═════ Exercise input ═════

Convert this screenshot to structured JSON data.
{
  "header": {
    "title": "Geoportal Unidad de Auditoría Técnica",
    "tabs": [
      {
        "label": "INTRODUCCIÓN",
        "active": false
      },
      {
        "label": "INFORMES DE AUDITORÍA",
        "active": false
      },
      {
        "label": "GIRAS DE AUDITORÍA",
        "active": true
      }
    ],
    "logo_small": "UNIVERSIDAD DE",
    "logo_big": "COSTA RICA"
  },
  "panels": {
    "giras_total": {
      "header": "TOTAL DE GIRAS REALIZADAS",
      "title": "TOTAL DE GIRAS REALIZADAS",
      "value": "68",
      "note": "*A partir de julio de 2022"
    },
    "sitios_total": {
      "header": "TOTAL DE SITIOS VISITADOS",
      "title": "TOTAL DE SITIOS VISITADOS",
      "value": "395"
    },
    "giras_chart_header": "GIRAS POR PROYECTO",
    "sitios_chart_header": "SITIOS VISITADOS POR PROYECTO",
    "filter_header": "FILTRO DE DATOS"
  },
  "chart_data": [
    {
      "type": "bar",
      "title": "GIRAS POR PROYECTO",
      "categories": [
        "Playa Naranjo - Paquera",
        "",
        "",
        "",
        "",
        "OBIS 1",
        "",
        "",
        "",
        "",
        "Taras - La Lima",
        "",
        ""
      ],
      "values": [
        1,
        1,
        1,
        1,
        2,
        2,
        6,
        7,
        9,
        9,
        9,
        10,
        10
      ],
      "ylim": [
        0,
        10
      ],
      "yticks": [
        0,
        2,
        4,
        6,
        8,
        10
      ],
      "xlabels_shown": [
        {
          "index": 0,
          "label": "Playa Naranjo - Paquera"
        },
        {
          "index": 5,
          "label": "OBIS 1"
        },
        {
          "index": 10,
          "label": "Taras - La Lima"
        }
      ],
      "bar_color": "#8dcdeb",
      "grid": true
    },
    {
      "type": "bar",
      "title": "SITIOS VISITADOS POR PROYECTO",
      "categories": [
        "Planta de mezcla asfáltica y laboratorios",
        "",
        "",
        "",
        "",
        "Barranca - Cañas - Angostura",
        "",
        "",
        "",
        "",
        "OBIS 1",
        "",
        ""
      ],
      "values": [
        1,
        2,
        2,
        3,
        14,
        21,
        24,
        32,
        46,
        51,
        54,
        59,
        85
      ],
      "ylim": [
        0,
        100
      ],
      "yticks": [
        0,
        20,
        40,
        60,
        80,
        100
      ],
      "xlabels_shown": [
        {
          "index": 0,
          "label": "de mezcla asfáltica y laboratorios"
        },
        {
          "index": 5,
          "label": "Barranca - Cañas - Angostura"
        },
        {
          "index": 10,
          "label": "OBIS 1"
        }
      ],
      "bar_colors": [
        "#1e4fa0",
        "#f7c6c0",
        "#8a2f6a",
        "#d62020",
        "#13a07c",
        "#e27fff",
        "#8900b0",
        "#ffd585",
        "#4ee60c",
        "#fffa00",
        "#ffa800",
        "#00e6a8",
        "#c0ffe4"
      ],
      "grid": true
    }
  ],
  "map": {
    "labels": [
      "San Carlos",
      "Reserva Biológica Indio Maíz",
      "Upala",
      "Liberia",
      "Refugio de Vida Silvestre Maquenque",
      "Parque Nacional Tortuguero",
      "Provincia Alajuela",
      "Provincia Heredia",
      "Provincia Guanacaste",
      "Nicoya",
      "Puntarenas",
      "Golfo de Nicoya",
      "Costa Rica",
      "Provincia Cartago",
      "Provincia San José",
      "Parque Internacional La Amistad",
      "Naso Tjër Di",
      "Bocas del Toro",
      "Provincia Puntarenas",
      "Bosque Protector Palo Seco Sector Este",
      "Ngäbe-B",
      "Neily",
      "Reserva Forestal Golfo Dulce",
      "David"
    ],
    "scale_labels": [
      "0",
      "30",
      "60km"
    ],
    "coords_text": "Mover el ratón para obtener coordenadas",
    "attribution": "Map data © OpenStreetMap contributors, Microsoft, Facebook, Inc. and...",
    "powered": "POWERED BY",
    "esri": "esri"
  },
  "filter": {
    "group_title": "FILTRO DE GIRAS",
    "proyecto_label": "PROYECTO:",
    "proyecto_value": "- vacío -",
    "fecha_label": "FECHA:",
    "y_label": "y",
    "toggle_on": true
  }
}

═════

- [What needs to be done]: Copy out the material word for word and line for line.

- [Result of this exercise]:
Convert this screenshot to structured JSON data.
{
  "header": {
    "title": "Geoportal Unidad de Auditoría Técnica",
    "tabs": [
      {
        "label": "INTRODUCCIÓN",
        "active": false
      },
      {
        "label": "INFORMES DE AUDITORÍA",
        "active": false
      },
      {
        "label": "GIRAS DE AUDITORÍA",
        "active": true
      }
    ],
    "logo_small": "UNIVERSIDAD DE",
    "logo_big": "COSTA RICA"
  },
  "panels": {
    "giras_total": {
      "header": "TOTAL DE GIRAS REALIZADAS",
      "title": "TOTAL DE GIRAS REALIZADAS",
      "value": "68",
      "note": "*A partir de julio de 2022"
    },
    "sitios_total": {
      "header": "TOTAL DE SITIOS VISITADOS",
      "title": "TOTAL DE SITIOS VISITADOS",
      "value": "395"
    },
    "giras_chart_header": "GIRAS POR PROYECTO",
    "sitios_chart_header": "SITIOS VISITADOS POR PROYECTO",
    "filter_header": "FILTRO DE DATOS"
  },
  "chart_data": [
    {
      "type": "bar",
      "title": "GIRAS POR PROYECTO",
      "categories": [
        "Playa Naranjo - Paquera",
        "",
        "",
        "",
        "",
        "OBIS 1",
        "",
        "",
        "",
        "",
        "Taras - La Lima",
        "",
        ""
      ],
      "values": [
        1,
        1,
        1,
        1,
        2,
        2,
        6,
        7,
        9,
        9,
        9,
        10,
        10
      ],
      "ylim": [
        0,
        10
      ],
      "yticks": [
        0,
        2,
        4,
        6,
        8,
        10
      ],
      "xlabels_shown": [
        {
          "index": 0,
          "label": "Playa Naranjo - Paquera"
        },
        {
          "index": 5,
          "label": "OBIS 1"
        },
        {
          "index": 10,
          "label": "Taras - La Lima"
        }
      ],
      "bar_color": "#8dcdeb",
      "grid": true
    },
    {
      "type": "bar",
      "title": "SITIOS VISITADOS POR PROYECTO",
      "categories": [
        "Planta de mezcla asfáltica y laboratorios",
        "",
        "",
        "",
        "",
        "Barranca - Cañas - Angostura",
        "",
        "",
        "",
        "",
        "OBIS 1",
        "",
        ""
      ],
      "values": [
        1,
        2,
        2,
        3,
        14,
        21,
        24,
        32,
        46,
        51,
        54,
        59,
        85
      ],
      "ylim": [
        0,
        100
      ],
      "yticks": [
        0,
        20,
        40,
        60,
        80,
        100
      ],
      "xlabels_shown": [
        {
          "index": 0,
          "label": "de mezcla asfáltica y laboratorios"
        },
        {
          "index": 5,
          "label": "Barranca - Cañas - Angostura"
        },
        {
          "index": 10,
          "label": "OBIS 1"
        }
      ],
      "bar_colors": [
        "#1e4fa0",
        "#f7c6c0",
        "#8a2f6a",
        "#d62020",
        "#13a07c",
        "#e27fff",
        "#8900b0",
        "#ffd585",
        "#4ee60c",
        "#fffa00",
        "#ffa800",
        "#00e6a8",
        "#c0ffe4"
      ],
      "grid": true
    }
  ],
  "map": {
    "labels": [
      "San Carlos",
      "Reserva Biológica Indio Maíz",
      "Upala",
      "Liberia",
      "Refugio de Vida Silvestre Maquenque",
      "Parque Nacional Tortuguero",
      "Provincia Alajuela",
      "Provincia Heredia",
      "Provincia Guanacaste",
      "Nicoya",
      "Puntarenas",
      "Golfo de Nicoya",
      "Costa Rica",
      "Provincia Cartago",
      "Provincia San José",
      "Parque Internacional La Amistad",
      "Naso Tjër Di",
      "Bocas del Toro",
      "Provincia Puntarenas",
      "Bosque Protector Palo Seco Sector Este",
      "Ngäbe-B",
      "Neily",
      "Reserva Forestal Golfo Dulce",
      "David"
    ],
    "scale_labels": [
      "0",
      "30",
      "60km"
    ],
    "coords_text": "Mover el ratón para obtener coordenadas",
    "attribution": "Map data © OpenStreetMap contributors, Microsoft, Facebook, Inc. and...",
    "powered": "POWERED BY",
    "esri": "esri"
  },
  "filter": {
    "group_title": "FILTRO DE GIRAS",
    "proyecto_label": "PROYECTO:",
    "proyecto_value": "- vacío -",
    "fecha_label": "FECHA:",
    "y_label": "y",
    "toggle_on": true
  }
}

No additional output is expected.